• [Written request]:
Reproduce the material below verbatim, line for line, without omitting or altering anything.
┏━━
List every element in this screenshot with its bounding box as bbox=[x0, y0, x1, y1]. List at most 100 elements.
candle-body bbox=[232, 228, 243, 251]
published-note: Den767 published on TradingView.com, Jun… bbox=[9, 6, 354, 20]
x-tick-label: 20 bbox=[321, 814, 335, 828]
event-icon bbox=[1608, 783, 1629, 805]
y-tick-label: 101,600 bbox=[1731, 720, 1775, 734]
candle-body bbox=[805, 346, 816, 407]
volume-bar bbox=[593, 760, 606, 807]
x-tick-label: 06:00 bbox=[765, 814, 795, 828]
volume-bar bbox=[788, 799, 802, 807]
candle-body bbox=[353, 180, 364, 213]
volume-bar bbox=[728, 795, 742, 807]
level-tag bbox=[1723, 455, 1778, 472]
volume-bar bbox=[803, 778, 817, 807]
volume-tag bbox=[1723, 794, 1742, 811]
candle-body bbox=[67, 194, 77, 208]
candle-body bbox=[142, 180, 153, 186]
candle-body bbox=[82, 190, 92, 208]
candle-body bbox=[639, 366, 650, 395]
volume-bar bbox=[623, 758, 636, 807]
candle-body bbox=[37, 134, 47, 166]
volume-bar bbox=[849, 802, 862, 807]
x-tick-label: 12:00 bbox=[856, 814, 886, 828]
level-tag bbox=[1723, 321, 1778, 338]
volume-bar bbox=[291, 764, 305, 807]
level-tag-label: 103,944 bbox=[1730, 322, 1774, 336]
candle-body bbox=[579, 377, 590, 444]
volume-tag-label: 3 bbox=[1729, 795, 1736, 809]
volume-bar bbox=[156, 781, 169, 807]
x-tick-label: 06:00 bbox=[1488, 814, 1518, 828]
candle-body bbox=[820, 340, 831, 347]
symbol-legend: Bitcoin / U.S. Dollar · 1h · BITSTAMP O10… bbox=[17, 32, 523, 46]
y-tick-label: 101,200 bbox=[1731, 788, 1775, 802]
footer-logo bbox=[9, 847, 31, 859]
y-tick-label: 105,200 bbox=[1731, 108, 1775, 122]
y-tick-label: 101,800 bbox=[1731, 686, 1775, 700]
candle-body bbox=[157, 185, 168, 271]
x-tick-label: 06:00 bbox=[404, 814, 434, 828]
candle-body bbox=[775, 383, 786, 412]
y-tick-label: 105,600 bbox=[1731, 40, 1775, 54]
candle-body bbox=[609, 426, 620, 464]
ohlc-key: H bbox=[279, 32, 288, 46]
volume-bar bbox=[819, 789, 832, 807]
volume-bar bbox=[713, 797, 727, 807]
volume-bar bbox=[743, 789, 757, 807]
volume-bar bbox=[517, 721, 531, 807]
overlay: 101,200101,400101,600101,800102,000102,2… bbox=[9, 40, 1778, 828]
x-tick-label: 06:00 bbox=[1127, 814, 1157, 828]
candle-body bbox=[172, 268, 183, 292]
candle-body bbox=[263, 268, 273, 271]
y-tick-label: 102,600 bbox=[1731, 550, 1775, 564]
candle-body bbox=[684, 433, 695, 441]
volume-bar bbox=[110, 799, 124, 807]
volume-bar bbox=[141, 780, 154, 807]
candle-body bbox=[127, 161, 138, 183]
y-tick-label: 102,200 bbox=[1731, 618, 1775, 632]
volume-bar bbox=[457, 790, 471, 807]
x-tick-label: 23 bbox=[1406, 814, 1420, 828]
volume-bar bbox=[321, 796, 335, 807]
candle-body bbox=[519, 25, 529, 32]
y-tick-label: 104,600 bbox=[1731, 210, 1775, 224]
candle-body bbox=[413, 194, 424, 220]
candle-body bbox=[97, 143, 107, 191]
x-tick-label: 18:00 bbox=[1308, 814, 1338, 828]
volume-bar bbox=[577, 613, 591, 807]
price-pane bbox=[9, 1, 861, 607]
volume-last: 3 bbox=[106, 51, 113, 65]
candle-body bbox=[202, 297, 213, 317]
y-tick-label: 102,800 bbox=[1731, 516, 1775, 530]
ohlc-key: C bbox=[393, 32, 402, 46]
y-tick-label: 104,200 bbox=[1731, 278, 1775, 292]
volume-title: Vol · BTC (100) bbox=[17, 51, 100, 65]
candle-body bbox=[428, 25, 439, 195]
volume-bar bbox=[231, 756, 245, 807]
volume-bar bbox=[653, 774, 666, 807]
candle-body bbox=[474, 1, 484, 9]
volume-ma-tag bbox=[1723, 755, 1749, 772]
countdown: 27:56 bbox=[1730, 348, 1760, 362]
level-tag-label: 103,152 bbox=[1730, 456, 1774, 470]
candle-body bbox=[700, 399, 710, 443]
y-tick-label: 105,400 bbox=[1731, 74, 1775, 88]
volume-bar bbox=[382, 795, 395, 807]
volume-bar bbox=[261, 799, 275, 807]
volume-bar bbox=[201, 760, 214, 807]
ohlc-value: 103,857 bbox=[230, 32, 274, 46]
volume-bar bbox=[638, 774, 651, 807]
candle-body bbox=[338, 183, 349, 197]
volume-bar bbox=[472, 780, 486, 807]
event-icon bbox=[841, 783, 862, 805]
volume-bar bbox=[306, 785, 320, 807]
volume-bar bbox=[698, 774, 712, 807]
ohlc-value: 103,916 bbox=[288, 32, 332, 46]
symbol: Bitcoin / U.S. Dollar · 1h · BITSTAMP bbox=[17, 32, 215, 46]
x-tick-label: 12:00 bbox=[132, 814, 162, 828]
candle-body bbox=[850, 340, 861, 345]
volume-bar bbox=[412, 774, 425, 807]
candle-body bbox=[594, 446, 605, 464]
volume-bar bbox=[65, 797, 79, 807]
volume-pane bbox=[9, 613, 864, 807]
┗━━
• [Response to the task]:
List every element in this screenshot with its bounding box as bbox=[x0, y0, x1, y1]. List at most 100 elements.
candle-body bbox=[232, 228, 243, 251]
published-note: Den767 published on TradingView.com, Jun… bbox=[9, 6, 354, 20]
x-tick-label: 20 bbox=[321, 814, 335, 828]
event-icon bbox=[1608, 783, 1629, 805]
y-tick-label: 101,600 bbox=[1731, 720, 1775, 734]
candle-body bbox=[805, 346, 816, 407]
volume-bar bbox=[593, 760, 606, 807]
x-tick-label: 06:00 bbox=[765, 814, 795, 828]
volume-bar bbox=[788, 799, 802, 807]
candle-body bbox=[353, 180, 364, 213]
volume-bar bbox=[728, 795, 742, 807]
level-tag bbox=[1723, 455, 1778, 472]
volume-bar bbox=[803, 778, 817, 807]
volume-tag bbox=[1723, 794, 1742, 811]
candle-body bbox=[67, 194, 77, 208]
candle-body bbox=[142, 180, 153, 186]
candle-body bbox=[82, 190, 92, 208]
candle-body bbox=[639, 366, 650, 395]
volume-bar bbox=[623, 758, 636, 807]
candle-body bbox=[37, 134, 47, 166]
volume-bar bbox=[849, 802, 862, 807]
x-tick-label: 12:00 bbox=[856, 814, 886, 828]
level-tag bbox=[1723, 321, 1778, 338]
volume-bar bbox=[291, 764, 305, 807]
level-tag-label: 103,944 bbox=[1730, 322, 1774, 336]
candle-body bbox=[579, 377, 590, 444]
volume-tag-label: 3 bbox=[1729, 795, 1736, 809]
volume-bar bbox=[156, 781, 169, 807]
x-tick-label: 06:00 bbox=[1488, 814, 1518, 828]
candle-body bbox=[820, 340, 831, 347]
symbol-legend: Bitcoin / U.S. Dollar · 1h · BITSTAMP O10… bbox=[17, 32, 523, 46]
y-tick-label: 101,200 bbox=[1731, 788, 1775, 802]
footer-logo bbox=[9, 847, 31, 859]
y-tick-label: 105,200 bbox=[1731, 108, 1775, 122]
y-tick-label: 101,800 bbox=[1731, 686, 1775, 700]
candle-body bbox=[157, 185, 168, 271]
x-tick-label: 06:00 bbox=[404, 814, 434, 828]
candle-body bbox=[775, 383, 786, 412]
y-tick-label: 105,600 bbox=[1731, 40, 1775, 54]
candle-body bbox=[609, 426, 620, 464]
ohlc-key: H bbox=[279, 32, 288, 46]
volume-bar bbox=[819, 789, 832, 807]
volume-bar bbox=[713, 797, 727, 807]
volume-bar bbox=[743, 789, 757, 807]
volume-bar bbox=[517, 721, 531, 807]
overlay: 101,200101,400101,600101,800102,000102,2… bbox=[9, 40, 1778, 828]
x-tick-label: 06:00 bbox=[1127, 814, 1157, 828]
candle-body bbox=[172, 268, 183, 292]
candle-body bbox=[263, 268, 273, 271]
y-tick-label: 102,600 bbox=[1731, 550, 1775, 564]
candle-body bbox=[684, 433, 695, 441]
volume-bar bbox=[110, 799, 124, 807]
volume-bar bbox=[141, 780, 154, 807]
candle-body bbox=[127, 161, 138, 183]
y-tick-label: 102,200 bbox=[1731, 618, 1775, 632]
volume-bar bbox=[457, 790, 471, 807]
x-tick-label: 23 bbox=[1406, 814, 1420, 828]
volume-bar bbox=[321, 796, 335, 807]
candle-body bbox=[519, 25, 529, 32]
y-tick-label: 104,600 bbox=[1731, 210, 1775, 224]
candle-body bbox=[413, 194, 424, 220]
candle-body bbox=[97, 143, 107, 191]
x-tick-label: 18:00 bbox=[1308, 814, 1338, 828]
volume-bar bbox=[577, 613, 591, 807]
price-pane bbox=[9, 1, 861, 607]
volume-last: 3 bbox=[106, 51, 113, 65]
candle-body bbox=[202, 297, 213, 317]
y-tick-label: 102,800 bbox=[1731, 516, 1775, 530]
ohlc-key: C bbox=[393, 32, 402, 46]
y-tick-label: 104,200 bbox=[1731, 278, 1775, 292]
volume-title: Vol · BTC (100) bbox=[17, 51, 100, 65]
candle-body bbox=[428, 25, 439, 195]
volume-bar bbox=[231, 756, 245, 807]
volume-bar bbox=[653, 774, 666, 807]
candle-body bbox=[474, 1, 484, 9]
volume-ma-tag bbox=[1723, 755, 1749, 772]
countdown: 27:56 bbox=[1730, 348, 1760, 362]
level-tag-label: 103,152 bbox=[1730, 456, 1774, 470]
candle-body bbox=[700, 399, 710, 443]
y-tick-label: 105,400 bbox=[1731, 74, 1775, 88]
volume-bar bbox=[382, 795, 395, 807]
volume-bar bbox=[261, 799, 275, 807]
volume-bar bbox=[201, 760, 214, 807]
ohlc-value: 103,857 bbox=[230, 32, 274, 46]
volume-bar bbox=[638, 774, 651, 807]
candle-body bbox=[338, 183, 349, 197]
volume-bar bbox=[472, 780, 486, 807]
event-icon bbox=[841, 783, 862, 805]
volume-bar bbox=[306, 785, 320, 807]
volume-bar bbox=[698, 774, 712, 807]
ohlc-value: 103,916 bbox=[288, 32, 332, 46]
symbol: Bitcoin / U.S. Dollar · 1h · BITSTAMP bbox=[17, 32, 215, 46]
x-tick-label: 12:00 bbox=[132, 814, 162, 828]
candle-body bbox=[850, 340, 861, 345]
volume-bar bbox=[412, 774, 425, 807]
candle-body bbox=[594, 446, 605, 464]
volume-bar bbox=[65, 797, 79, 807]
volume-pane bbox=[9, 613, 864, 807]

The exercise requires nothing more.